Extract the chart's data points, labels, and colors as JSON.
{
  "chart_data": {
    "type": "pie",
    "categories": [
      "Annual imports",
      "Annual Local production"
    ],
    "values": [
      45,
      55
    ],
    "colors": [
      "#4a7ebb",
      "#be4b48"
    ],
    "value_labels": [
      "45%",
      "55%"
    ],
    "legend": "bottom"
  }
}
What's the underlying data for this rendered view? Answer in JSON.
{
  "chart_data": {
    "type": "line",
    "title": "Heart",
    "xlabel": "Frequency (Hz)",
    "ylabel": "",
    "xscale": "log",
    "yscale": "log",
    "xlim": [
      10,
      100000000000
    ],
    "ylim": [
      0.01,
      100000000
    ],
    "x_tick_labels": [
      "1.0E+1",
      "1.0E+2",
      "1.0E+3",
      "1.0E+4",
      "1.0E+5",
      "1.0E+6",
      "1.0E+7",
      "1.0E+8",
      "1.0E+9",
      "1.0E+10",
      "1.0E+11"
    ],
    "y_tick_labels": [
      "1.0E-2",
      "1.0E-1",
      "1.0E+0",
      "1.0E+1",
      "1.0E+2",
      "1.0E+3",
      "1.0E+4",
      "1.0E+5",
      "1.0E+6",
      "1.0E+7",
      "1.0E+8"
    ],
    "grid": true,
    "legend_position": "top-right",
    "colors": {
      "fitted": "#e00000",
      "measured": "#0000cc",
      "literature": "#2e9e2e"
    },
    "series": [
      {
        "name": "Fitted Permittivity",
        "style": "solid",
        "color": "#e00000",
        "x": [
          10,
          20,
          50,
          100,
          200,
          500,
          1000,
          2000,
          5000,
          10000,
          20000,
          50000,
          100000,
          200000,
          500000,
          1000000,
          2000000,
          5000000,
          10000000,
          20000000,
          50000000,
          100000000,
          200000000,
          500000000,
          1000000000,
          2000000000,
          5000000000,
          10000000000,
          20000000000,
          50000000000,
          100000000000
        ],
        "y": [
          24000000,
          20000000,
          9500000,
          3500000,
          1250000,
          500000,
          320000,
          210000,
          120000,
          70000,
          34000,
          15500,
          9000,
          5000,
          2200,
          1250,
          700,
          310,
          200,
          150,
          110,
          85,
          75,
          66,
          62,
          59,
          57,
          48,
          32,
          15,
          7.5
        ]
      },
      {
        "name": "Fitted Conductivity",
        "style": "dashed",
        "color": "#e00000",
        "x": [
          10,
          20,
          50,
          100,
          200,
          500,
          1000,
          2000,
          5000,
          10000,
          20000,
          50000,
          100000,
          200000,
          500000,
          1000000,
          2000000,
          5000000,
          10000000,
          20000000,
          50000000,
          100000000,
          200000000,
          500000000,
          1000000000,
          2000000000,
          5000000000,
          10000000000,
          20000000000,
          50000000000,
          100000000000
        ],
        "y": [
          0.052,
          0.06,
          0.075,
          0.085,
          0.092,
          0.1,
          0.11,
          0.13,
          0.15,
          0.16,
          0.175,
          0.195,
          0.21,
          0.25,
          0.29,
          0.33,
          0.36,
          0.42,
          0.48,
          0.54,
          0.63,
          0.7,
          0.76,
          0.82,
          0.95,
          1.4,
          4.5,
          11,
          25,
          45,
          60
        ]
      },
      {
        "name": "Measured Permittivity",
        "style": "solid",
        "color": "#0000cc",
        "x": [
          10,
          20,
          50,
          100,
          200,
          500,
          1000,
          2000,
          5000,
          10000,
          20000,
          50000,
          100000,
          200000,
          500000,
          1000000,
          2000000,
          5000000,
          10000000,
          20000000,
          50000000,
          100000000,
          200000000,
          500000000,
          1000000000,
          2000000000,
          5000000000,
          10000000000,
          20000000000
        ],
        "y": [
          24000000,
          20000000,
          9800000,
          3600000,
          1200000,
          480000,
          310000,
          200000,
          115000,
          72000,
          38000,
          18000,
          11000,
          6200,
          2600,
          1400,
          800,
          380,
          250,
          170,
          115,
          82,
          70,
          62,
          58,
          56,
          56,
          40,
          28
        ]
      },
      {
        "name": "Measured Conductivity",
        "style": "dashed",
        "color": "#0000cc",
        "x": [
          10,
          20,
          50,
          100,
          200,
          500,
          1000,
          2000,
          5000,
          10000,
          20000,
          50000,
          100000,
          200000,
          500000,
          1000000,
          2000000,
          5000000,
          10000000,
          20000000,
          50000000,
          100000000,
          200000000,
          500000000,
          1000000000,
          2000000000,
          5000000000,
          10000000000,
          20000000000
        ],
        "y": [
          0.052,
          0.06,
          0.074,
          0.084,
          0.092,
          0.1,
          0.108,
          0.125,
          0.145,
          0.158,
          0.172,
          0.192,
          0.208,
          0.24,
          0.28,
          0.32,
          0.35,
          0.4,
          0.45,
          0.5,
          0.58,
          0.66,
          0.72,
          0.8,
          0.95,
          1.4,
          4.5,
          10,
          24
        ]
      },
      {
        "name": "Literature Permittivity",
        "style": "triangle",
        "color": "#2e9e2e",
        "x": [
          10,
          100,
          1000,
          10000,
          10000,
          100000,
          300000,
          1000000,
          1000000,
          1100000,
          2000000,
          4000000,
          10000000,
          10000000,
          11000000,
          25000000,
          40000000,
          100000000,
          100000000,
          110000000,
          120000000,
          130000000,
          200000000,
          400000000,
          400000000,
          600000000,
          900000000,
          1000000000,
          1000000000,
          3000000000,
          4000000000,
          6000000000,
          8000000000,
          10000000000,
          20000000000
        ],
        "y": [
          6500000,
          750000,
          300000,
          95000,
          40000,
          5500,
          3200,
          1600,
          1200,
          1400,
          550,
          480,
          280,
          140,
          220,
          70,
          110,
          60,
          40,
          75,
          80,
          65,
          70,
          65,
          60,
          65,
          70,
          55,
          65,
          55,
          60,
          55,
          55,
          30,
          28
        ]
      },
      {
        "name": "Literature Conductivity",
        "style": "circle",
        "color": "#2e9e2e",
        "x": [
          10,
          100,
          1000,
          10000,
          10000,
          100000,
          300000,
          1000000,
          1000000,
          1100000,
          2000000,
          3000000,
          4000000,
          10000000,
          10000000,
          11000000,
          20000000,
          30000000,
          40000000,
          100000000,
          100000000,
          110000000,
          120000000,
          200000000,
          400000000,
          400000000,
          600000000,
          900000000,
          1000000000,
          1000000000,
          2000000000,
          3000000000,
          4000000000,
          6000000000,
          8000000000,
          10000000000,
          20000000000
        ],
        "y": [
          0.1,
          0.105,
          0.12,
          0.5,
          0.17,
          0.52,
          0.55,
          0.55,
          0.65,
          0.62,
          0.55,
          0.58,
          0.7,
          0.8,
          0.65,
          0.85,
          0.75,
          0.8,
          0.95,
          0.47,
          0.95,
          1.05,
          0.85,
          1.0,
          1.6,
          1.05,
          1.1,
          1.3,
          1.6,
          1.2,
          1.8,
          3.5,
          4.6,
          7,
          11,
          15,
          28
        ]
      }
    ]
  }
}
^^^^
Given exercise: Return the whole listing exactly, with every line included.

Answer to the exercise:
Extract the chart's data points, labels, and colors as JSON.
{
  "chart_data": {
    "type": "pie",
    "categories": [
      "Annual imports",
      "Annual Local production"
    ],
    "values": [
      45,
      55
    ],
    "colors": [
      "#4a7ebb",
      "#be4b48"
    ],
    "value_labels": [
      "45%",
      "55%"
    ],
    "legend": "bottom"
  }
}
What's the underlying data for this rendered view? Answer in JSON.
{
  "chart_data": {
    "type": "line",
    "title": "Heart",
    "xlabel": "Frequency (Hz)",
    "ylabel": "",
    "xscale": "log",
    "yscale": "log",
    "xlim": [
      10,
      100000000000
    ],
    "ylim": [
      0.01,
      100000000
    ],
    "x_tick_labels": [
      "1.0E+1",
      "1.0E+2",
      "1.0E+3",
      "1.0E+4",
      "1.0E+5",
      "1.0E+6",
      "1.0E+7",
      "1.0E+8",
      "1.0E+9",
      "1.0E+10",
      "1.0E+11"
    ],
    "y_tick_labels": [
      "1.0E-2",
      "1.0E-1",
      "1.0E+0",
      "1.0E+1",
      "1.0E+2",
      "1.0E+3",
      "1.0E+4",
      "1.0E+5",
      "1.0E+6",
      "1.0E+7",
      "1.0E+8"
    ],
    "grid": true,
    "legend_position": "top-right",
    "colors": {
      "fitted": "#e00000",
      "measured": "#0000cc",
      "literature": "#2e9e2e"
    },
    "series": [
      {
        "name": "Fitted Permittivity",
        "style": "solid",
        "color": "#e00000",
        "x": [
          10,
          20,
          50,
          100,
          200,
          500,
          1000,
          2000,
          5000,
          10000,
          20000,
          50000,
          100000,
          200000,
          500000,
          1000000,
          2000000,
          5000000,
          10000000,
          20000000,
          50000000,
          100000000,
          200000000,
          500000000,
          1000000000,
          2000000000,
          5000000000,
          10000000000,
          20000000000,
          50000000000,
          100000000000
        ],
        "y": [
          24000000,
          20000000,
          9500000,
          3500000,
          1250000,
          500000,
          320000,
          210000,
          120000,
          70000,
          34000,
          15500,
          9000,
          5000,
          2200,
          1250,
          700,
          310,
          200,
          150,
          110,
          85,
          75,
          66,
          62,
          59,
          57,
          48,
          32,
          15,
          7.5
        ]
      },
      {
        "name": "Fitted Conductivity",
        "style": "dashed",
        "color": "#e00000",
        "x": [
          10,
          20,
          50,
          100,
          200,
          500,
          1000,
          2000,
          5000,
          10000,
          20000,
          50000,
          100000,
          200000,
          500000,
          1000000,
          2000000,
          5000000,
          10000000,
          20000000,
          50000000,
          100000000,
          200000000,
          500000000,
          1000000000,
          2000000000,
          5000000000,
          10000000000,
          20000000000,
          50000000000,
          100000000000
        ],
        "y": [
          0.052,
          0.06,
          0.075,
          0.085,
          0.092,
          0.1,
          0.11,
          0.13,
          0.15,
          0.16,
          0.175,
          0.195,
          0.21,
          0.25,
          0.29,
          0.33,
          0.36,
          0.42,
          0.48,
          0.54,
          0.63,
          0.7,
          0.76,
          0.82,
          0.95,
          1.4,
          4.5,
          11,
          25,
          45,
          60
        ]
      },
      {
        "name": "Measured Permittivity",
        "style": "solid",
        "color": "#0000cc",
        "x": [
          10,
          20,
          50,
          100,
          200,
          500,
          1000,
          2000,
          5000,
          10000,
          20000,
          50000,
          100000,
          200000,
          500000,
          1000000,
          2000000,
          5000000,
          10000000,
          20000000,
          50000000,
          100000000,
          200000000,
          500000000,
          1000000000,
          2000000000,
          5000000000,
          10000000000,
          20000000000
        ],
        "y": [
          24000000,
          20000000,
          9800000,
          3600000,
          1200000,
          480000,
          310000,
          200000,
          115000,
          72000,
          38000,
          18000,
          11000,
          6200,
          2600,
          1400,
          800,
          380,
          250,
          170,
          115,
          82,
          70,
          62,
          58,
          56,
          56,
          40,
          28
        ]
      },
      {
        "name": "Measured Conductivity",
        "style": "dashed",
        "color": "#0000cc",
        "x": [
          10,
          20,
          50,
          100,
          200,
          500,
          1000,
          2000,
          5000,
          10000,
          20000,
          50000,
          100000,
          200000,
          500000,
          1000000,
          2000000,
          5000000,
          10000000,
          20000000,
          50000000,
          100000000,
          200000000,
          500000000,
          1000000000,
          2000000000,
          5000000000,
          10000000000,
          20000000000
        ],
        "y": [
          0.052,
          0.06,
          0.074,
          0.084,
          0.092,
          0.1,
          0.108,
          0.125,
          0.145,
          0.158,
          0.172,
          0.192,
          0.208,
          0.24,
          0.28,
          0.32,
          0.35,
          0.4,
          0.45,
          0.5,
          0.58,
          0.66,
          0.72,
          0.8,
          0.95,
          1.4,
          4.5,
          10,
          24
        ]
      },
      {
        "name": "Literature Permittivity",
        "style": "triangle",
        "color": "#2e9e2e",
        "x": [
          10,
          100,
          1000,
          10000,
          10000,
          100000,
          300000,
          1000000,
          1000000,
          1100000,
          2000000,
          4000000,
          10000000,
          10000000,
          11000000,
          25000000,
          40000000,
          100000000,
          100000000,
          110000000,
          120000000,
          130000000,
          200000000,
          400000000,
          400000000,
          600000000,
          900000000,
          1000000000,
          1000000000,
          3000000000,
          4000000000,
          6000000000,
          8000000000,
          10000000000,
          20000000000
        ],
        "y": [
          6500000,
          750000,
          300000,
          95000,
          40000,
          5500,
          3200,
          1600,
          1200,
          1400,
          550,
          480,
          280,
          140,
          220,
          70,
          110,
          60,
          40,
          75,
          80,
          65,
          70,
          65,
          60,
          65,
          70,
          55,
          65,
          55,
          60,
          55,
          55,
          30,
          28
        ]
      },
      {
        "name": "Literature Conductivity",
        "style": "circle",
        "color": "#2e9e2e",
        "x": [
          10,
          100,
          1000,
          10000,
          10000,
          100000,
          300000,
          1000000,
          1000000,
          1100000,
          2000000,
          3000000,
          4000000,
          10000000,
          10000000,
          11000000,
          20000000,
          30000000,
          40000000,
          100000000,
          100000000,
          110000000,
          120000000,
          200000000,
          400000000,
          400000000,
          600000000,
          900000000,
          1000000000,
          1000000000,
          2000000000,
          3000000000,
          4000000000,
          6000000000,
          8000000000,
          10000000000,
          20000000000
        ],
        "y": [
          0.1,
          0.105,
          0.12,
          0.5,
          0.17,
          0.52,
          0.55,
          0.55,
          0.65,
          0.62,
          0.55,
          0.58,
          0.7,
          0.8,
          0.65,
          0.85,
          0.75,
          0.8,
          0.95,
          0.47,
          0.95,
          1.05,
          0.85,
          1.0,
          1.6,
          1.05,
          1.1,
          1.3,
          1.6,
          1.2,
          1.8,
          3.5,
          4.6,
          7,
          11,
          15,
          28
        ]
      }
    ]
  }
}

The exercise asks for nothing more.